**Instruction**
Show all lines holding the string "JSON".

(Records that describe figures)
"""

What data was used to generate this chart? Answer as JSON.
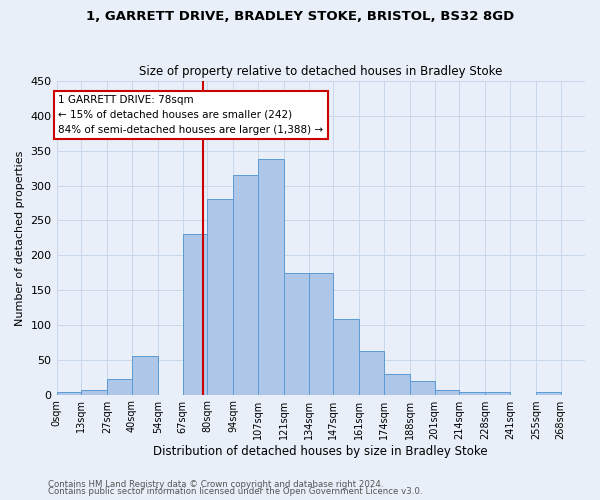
{
  "title_line1": "1, GARRETT DRIVE, BRADLEY STOKE, BRISTOL, BS32 8GD",
  "title_line2": "Size of property relative to detached houses in Bradley Stoke",
  "xlabel": "Distribution of detached houses by size in Bradley Stoke",
  "ylabel": "Number of detached properties",
  "bin_labels": [
    "0sqm",
    "13sqm",
    "27sqm",
    "40sqm",
    "54sqm",
    "67sqm",
    "80sqm",
    "94sqm",
    "107sqm",
    "121sqm",
    "134sqm",
    "147sqm",
    "161sqm",
    "174sqm",
    "188sqm",
    "201sqm",
    "214sqm",
    "228sqm",
    "241sqm",
    "255sqm",
    "268sqm"
  ],
  "bar_values": [
    3,
    6,
    22,
    55,
    0,
    230,
    280,
    315,
    338,
    175,
    175,
    108,
    63,
    30,
    19,
    6,
    3,
    3,
    0,
    3
  ],
  "bin_edges": [
    0,
    13,
    27,
    40,
    54,
    67,
    80,
    94,
    107,
    121,
    134,
    147,
    161,
    174,
    188,
    201,
    214,
    228,
    241,
    255,
    268
  ],
  "bar_color": "#aec6e8",
  "bar_edge_color": "#5b9bd5",
  "vline_x": 78,
  "vline_color": "#cc0000",
  "annotation_text": "1 GARRETT DRIVE: 78sqm\n← 15% of detached houses are smaller (242)\n84% of semi-detached houses are larger (1,388) →",
  "annotation_box_color": "#ffffff",
  "annotation_box_edge": "#cc0000",
  "ylim": [
    0,
    450
  ],
  "yticks": [
    0,
    50,
    100,
    150,
    200,
    250,
    300,
    350,
    400,
    450
  ],
  "grid_color": "#c8d8ea",
  "footer_line1": "Contains HM Land Registry data © Crown copyright and database right 2024.",
  "footer_line2": "Contains public sector information licensed under the Open Government Licence v3.0.",
  "bg_color": "#e8eff8"
}
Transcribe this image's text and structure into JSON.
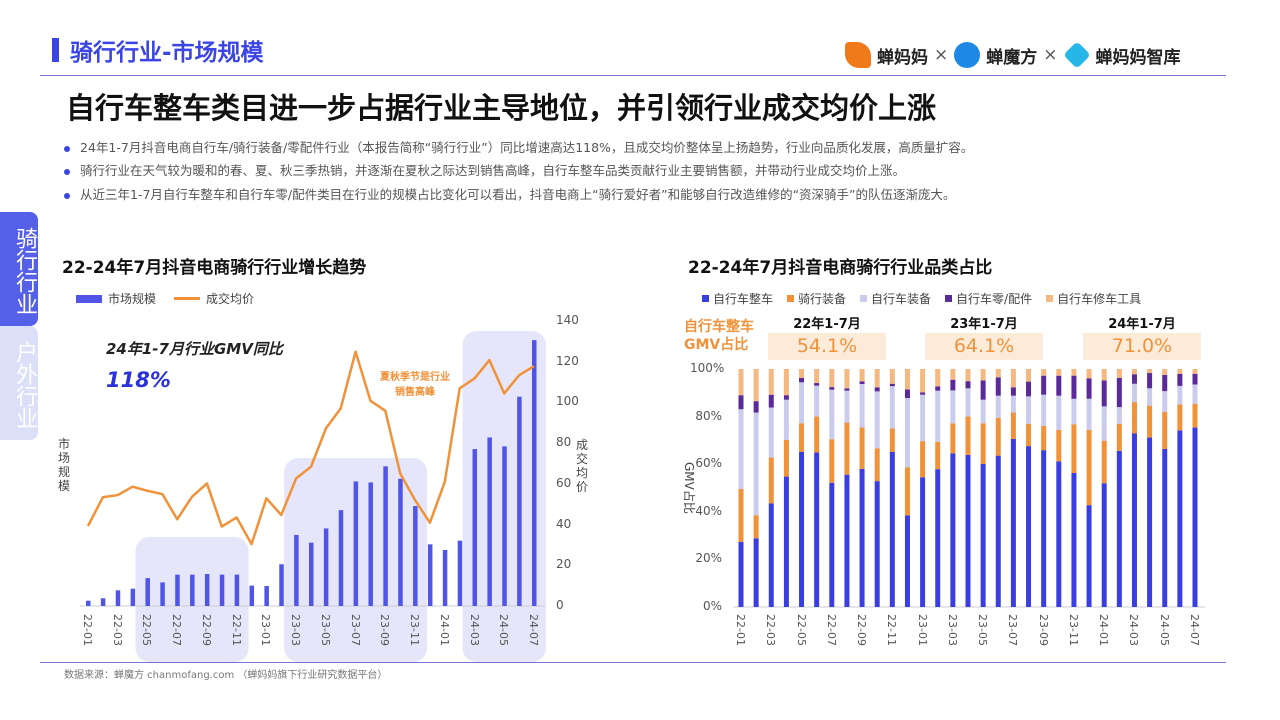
{
  "header": {
    "title": "骑行行业-市场规模",
    "headline": "自行车整车类目进一步占据行业主导地位，并引领行业成交均价上涨",
    "logos": [
      "蝉妈妈",
      "蝉魔方",
      "蝉妈妈智库"
    ],
    "separator": "×"
  },
  "bullets": [
    "24年1-7月抖音电商自行车/骑行装备/零配件行业（本报告简称“骑行行业”）同比增速高达118%，且成交均价整体呈上扬趋势，行业向品质化发展，高质量扩容。",
    "骑行行业在天气较为暖和的春、夏、秋三季热销，并逐渐在夏秋之际达到销售高峰，自行车整车品类贡献行业主要销售额，并带动行业成交均价上涨。",
    "从近三年1-7月自行车整车和自行车零/配件类目在行业的规模占比变化可以看出，抖音电商上“骑行爱好者”和能够自行改造维修的“资深骑手”的队伍逐渐庞大。"
  ],
  "side_tabs": [
    {
      "label": "骑行行业",
      "active": true
    },
    {
      "label": "户外行业",
      "active": false
    }
  ],
  "footer": "数据来源：蝉魔方 chanmofang.com （蝉妈妈旗下行业研究数据平台）",
  "colors": {
    "accent": "#3b45e6",
    "orange": "#f0923a"
  },
  "chart_data": [
    {
      "type": "bar+line",
      "title": "22-24年7月抖音电商骑行行业增长趋势",
      "categories": [
        "22-01",
        "22-02",
        "22-03",
        "22-04",
        "22-05",
        "22-06",
        "22-07",
        "22-08",
        "22-09",
        "22-10",
        "22-11",
        "22-12",
        "23-01",
        "23-02",
        "23-03",
        "23-04",
        "23-05",
        "23-06",
        "23-07",
        "23-08",
        "23-09",
        "23-10",
        "23-11",
        "23-12",
        "24-01",
        "24-02",
        "24-03",
        "24-04",
        "24-05",
        "24-06",
        "24-07"
      ],
      "xticks": [
        "22-01",
        "22-03",
        "22-05",
        "22-07",
        "22-09",
        "22-11",
        "23-01",
        "23-03",
        "23-05",
        "23-07",
        "23-09",
        "23-11",
        "24-01",
        "24-03",
        "24-05",
        "24-07"
      ],
      "series": [
        {
          "name": "市场规模",
          "type": "bar",
          "axis": "left",
          "color": "#5055e8",
          "values": [
            2.6,
            3.8,
            7.7,
            8.5,
            13.7,
            11.6,
            15.4,
            15.4,
            15.7,
            15.4,
            15.4,
            10,
            9.8,
            20.5,
            34.9,
            31.1,
            38.1,
            47.1,
            61.2,
            60.7,
            68.6,
            62.5,
            49.1,
            30.3,
            27.5,
            32.1,
            77.1,
            82.8,
            78.4,
            102.8,
            130.6
          ]
        },
        {
          "name": "成交均价",
          "type": "line",
          "axis": "right",
          "color": "#f0923a",
          "values": [
            39.3,
            53.4,
            54.5,
            58.6,
            56.6,
            55,
            42.6,
            53.7,
            60.2,
            39,
            43.5,
            30.4,
            52.9,
            44.7,
            62.7,
            68.4,
            87.2,
            97.1,
            124.9,
            100.8,
            95.9,
            65.1,
            52,
            40.9,
            61,
            106.9,
            111.8,
            120.8,
            104.4,
            113.4,
            117.8
          ]
        }
      ],
      "ylabel_left": "市场规模",
      "ylabel_right": "成交均价",
      "yright_ticks": [
        0,
        20,
        40,
        60,
        80,
        100,
        120,
        140
      ],
      "yright_lim": [
        0,
        140
      ],
      "highlights": [
        [
          "22-05",
          "22-11"
        ],
        [
          "23-03",
          "23-11"
        ],
        [
          "24-03",
          "24-07"
        ]
      ],
      "annotations": {
        "gmv_label": "24年1-7月行业GMV同比",
        "gmv_value": "118%",
        "peak_note_1": "夏秋季节是行业",
        "peak_note_2": "销售高峰"
      },
      "legend": "top-left"
    },
    {
      "type": "stacked-bar-100",
      "title": "22-24年7月抖音电商骑行行业品类占比",
      "ylabel": "GMV占比",
      "yticks": [
        "0%",
        "20%",
        "40%",
        "60%",
        "80%",
        "100%"
      ],
      "ylim": [
        0,
        100
      ],
      "xticks": [
        "22-01",
        "22-03",
        "22-05",
        "22-07",
        "22-09",
        "22-11",
        "23-01",
        "23-03",
        "23-05",
        "23-07",
        "23-09",
        "23-11",
        "24-01",
        "24-03",
        "24-05",
        "24-07"
      ],
      "series": [
        {
          "name": "自行车整车",
          "color": "#3a3ee0",
          "values": [
            27.4,
            28.9,
            43.5,
            54.8,
            65.2,
            64.9,
            52.2,
            55.6,
            58,
            52.9,
            65.2,
            38.5,
            54.5,
            57.9,
            64.5,
            63.9,
            60.1,
            63.6,
            70.6,
            67.6,
            65.9,
            61.2,
            56.3,
            42.8,
            52,
            65.6,
            72.9,
            71.2,
            66.4,
            74.2,
            75.4
          ]
        },
        {
          "name": "骑行装备",
          "color": "#f0923a",
          "values": [
            22.2,
            9.7,
            19.3,
            15.4,
            12,
            15.2,
            18.3,
            21.9,
            17.4,
            13.8,
            9.8,
            20.2,
            15.2,
            11.5,
            12.7,
            16.2,
            17.1,
            15.8,
            11.1,
            9.4,
            10.2,
            13.2,
            20.5,
            31.6,
            17.9,
            11.4,
            13.2,
            13.4,
            15.6,
            10.9,
            9.9
          ]
        },
        {
          "name": "自行车装备",
          "color": "#cbcbee",
          "values": [
            33.5,
            43.1,
            21,
            16.9,
            17.2,
            12.9,
            20.8,
            13.4,
            18.3,
            23.9,
            17.8,
            29.1,
            19.5,
            21.5,
            13.8,
            11.8,
            9.9,
            9.4,
            7.1,
            11.5,
            13.1,
            14.4,
            10.7,
            13.1,
            14.4,
            7,
            7.7,
            7.3,
            8.7,
            7.8,
            8.2
          ]
        },
        {
          "name": "自行车零/配件",
          "color": "#5b2a9a",
          "values": [
            5.9,
            4.8,
            5.4,
            1.9,
            1.9,
            1.1,
            1.1,
            1,
            1.1,
            1.7,
            1,
            3.6,
            1,
            1.8,
            4.5,
            3,
            8.1,
            7.7,
            3.5,
            6.2,
            8,
            8.4,
            9.7,
            8.6,
            10.9,
            12.3,
            4,
            6.4,
            6.8,
            5.1,
            4.5
          ]
        },
        {
          "name": "自行车修车工具",
          "color": "#f4b880",
          "values": [
            11,
            13.5,
            10.8,
            11,
            3.7,
            5.9,
            7.6,
            8.1,
            5.2,
            7.7,
            6.2,
            8.6,
            9.8,
            7.3,
            4.5,
            5.1,
            4.8,
            3.5,
            7.7,
            5.3,
            2.8,
            2.8,
            2.8,
            3.9,
            4.8,
            3.7,
            2.2,
            1.7,
            2.5,
            2,
            2
          ]
        }
      ],
      "side_label": "自行车整车 GMV占比",
      "side_label_1": "自行车整车",
      "side_label_2": "GMV占比",
      "groups": [
        {
          "label": "22年1-7月",
          "value": "54.1%"
        },
        {
          "label": "23年1-7月",
          "value": "64.1%"
        },
        {
          "label": "24年1-7月",
          "value": "71.0%"
        }
      ],
      "legend": "top"
    }
  ]
}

"""

**Finished exercise**
What data was used to generate this chart? Answer as JSON.
Transcribe this image's text and structure into JSON.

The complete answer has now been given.